REQUIREMENTS
Each record needs to be echoed exactly; can you do that?

Data items
-- start --
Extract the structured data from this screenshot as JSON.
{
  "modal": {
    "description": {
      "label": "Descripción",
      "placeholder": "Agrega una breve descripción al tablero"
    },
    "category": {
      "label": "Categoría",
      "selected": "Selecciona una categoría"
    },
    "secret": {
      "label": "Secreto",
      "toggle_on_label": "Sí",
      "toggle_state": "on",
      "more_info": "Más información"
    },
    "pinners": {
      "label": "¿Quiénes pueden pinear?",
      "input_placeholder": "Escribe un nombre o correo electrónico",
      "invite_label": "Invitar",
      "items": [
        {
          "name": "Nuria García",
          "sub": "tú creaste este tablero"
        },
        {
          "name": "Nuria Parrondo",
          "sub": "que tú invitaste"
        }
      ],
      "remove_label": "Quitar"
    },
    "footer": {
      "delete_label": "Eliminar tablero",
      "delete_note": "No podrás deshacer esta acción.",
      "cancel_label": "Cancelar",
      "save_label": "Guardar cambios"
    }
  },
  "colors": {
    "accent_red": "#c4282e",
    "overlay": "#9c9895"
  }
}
-- end --
SOLUTION BELOW
Extract the structured data from this screenshot as JSON.
{
  "modal": {
    "description": {
      "label": "Descripción",
      "placeholder": "Agrega una breve descripción al tablero"
    },
    "category": {
      "label": "Categoría",
      "selected": "Selecciona una categoría"
    },
    "secret": {
      "label": "Secreto",
      "toggle_on_label": "Sí",
      "toggle_state": "on",
      "more_info": "Más información"
    },
    "pinners": {
      "label": "¿Quiénes pueden pinear?",
      "input_placeholder": "Escribe un nombre o correo electrónico",
      "invite_label": "Invitar",
      "items": [
        {
          "name": "Nuria García",
          "sub": "tú creaste este tablero"
        },
        {
          "name": "Nuria Parrondo",
          "sub": "que tú invitaste"
        }
      ],
      "remove_label": "Quitar"
    },
    "footer": {
      "delete_label": "Eliminar tablero",
      "delete_note": "No podrás deshacer esta acción.",
      "cancel_label": "Cancelar",
      "save_label": "Guardar cambios"
    }
  },
  "colors": {
    "accent_red": "#c4282e",
    "overlay": "#9c9895"
  }
}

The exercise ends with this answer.